Aufgaben>
1) Beantworte anhand des Threads zur Feierabendrunde in Kassel diese Fragen:
(a) Um wie viel Uhr bricht daniel77 fast jeden Abend zu seiner Runde auf?
(b) Wie lang ist seine Runde laut eigener Angabe?
(c) Welchen Marathon ist hutsche am letzten Sonntag gefahren?
2) Schreibe aus dem Thread zur Feierabendrunde in Kassel den Abschnitt ab, der mit „Da nun die Tage“ beginnt und bis einschließlich „ich auch anpassungsfähig.“ reicht.
3) Gib den Absatz aus dem Thread zur Feierabendrunde in Kassel, der mit „Da nun die Tage wieder länger werden“ beginnt, als Liste wieder und behalte dabei seine wesentlichen Angaben bei.

Textauszug>
'''

# Feierabendrunde in Kassel



## daniel77 (20. April 2006)

Da nun die Tage wieder länger werden und ich seit zwei Wochen wieder regelmäßig (fast) jeden Abend mich um ca 18.00Uhr zur Feierabendrunde auf den Herkules und/oder hohes Gras aufmache ,dachte ich vielleicht geht es mehreren Kasselern ähnlich.
Warum also nicht zusammen eine Runde drehen.
Meine Runde hat zwischen 20 und 30km und dauert zwischen 60 und 90 Minuten. Tempo "mittelschnell" , bin ich auch anpassungsfähig.


----------



## Toerke (21. April 2006)

Du wirst bestimmt ab und zu wieder an mir vorbei fliegen....


MFG Toerke
(langsam wie eh und je.....)


----------



## MTB-News.de




----------



## enasnI (24. April 2006)

Hallo, wo wohnst Du denn und von wo fährst Du los?


----------



## hutsche (26. April 2006)

Hallo daniel77,

möchte hier auch mal mein grundsätzliches Interesse bekunden, kann allerdings wegen unregelmäßiger Arbeitszeiten selten Tage vorher verbindlich sagen, wann ich Zeit habe und wann nicht. Also öfters mal schreiben, wann du unterwgs bist zwecks Absprache.
Wenn du dies rechtzeitig liest: Heute Abend habe ich eine ca. 2h Runde geplant. 
Tempo: meistens schnell; heute eher locker, da letzten Sonntag Marathon Gilserberg und am Samstag Sorpetal Superbike

P.S.: Ein gutes Bike hast du schon mal


----------



## daniel77 (27. April 2006)

'''

Ausgangsdaten>
'''

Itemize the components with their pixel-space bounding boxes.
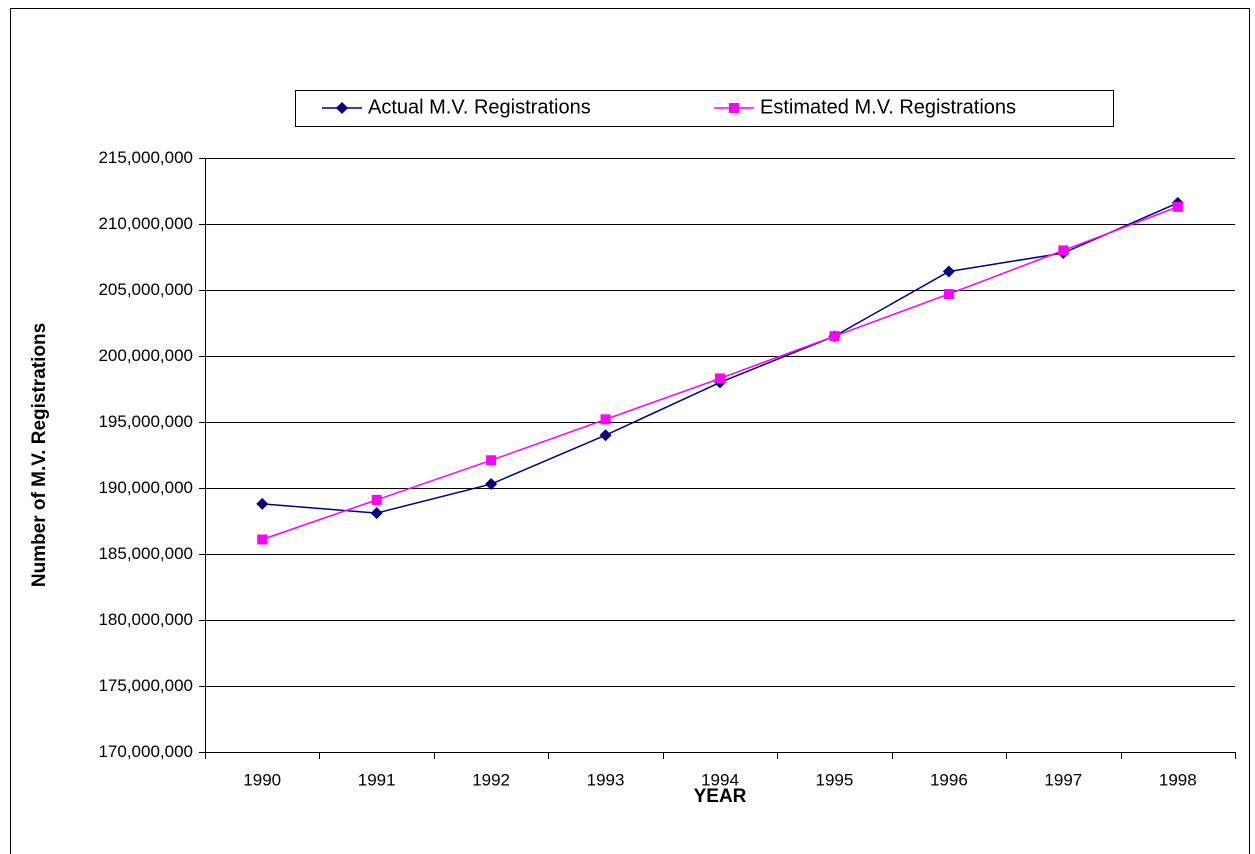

'''

Lösungen>
1)
(a) Um ca. 18.00 Uhr.
(b) Zwischen 20 und 30 km.
(c) Den Marathon Gilserberg.

2)
Da nun die Tage wieder länger werden und ich seit zwei Wochen wieder regelmäßig (fast) jeden Abend mich um ca 18.00Uhr zur Feierabendrunde auf den Herkules und/oder hohes Gras aufmache ,dachte ich vielleicht geht es mehreren Kasselern ähnlich.
Warum also nicht zusammen eine Runde drehen.
Meine Runde hat zwischen 20 und 30km und dauert zwischen 60 und 90 Minuten. Tempo "mittelschnell" , bin ich auch anpassungsfähig.

3)
- Seit zwei Wochen fährt daniel77 regelmäßig (fast) jeden Abend gegen 18.00 Uhr eine Feierabendrunde auf den Herkules und/oder hohes Gras.
- Er vermutet, dass es mehreren Kasselern ähnlich geht, und schlägt vor, gemeinsam eine Runde zu drehen.
- Seine Runde ist 20 bis 30 km lang und dauert 60 bis 90 Minuten.
- Er fährt in „mittelschnellem“ Tempo, kann sich aber anpassen.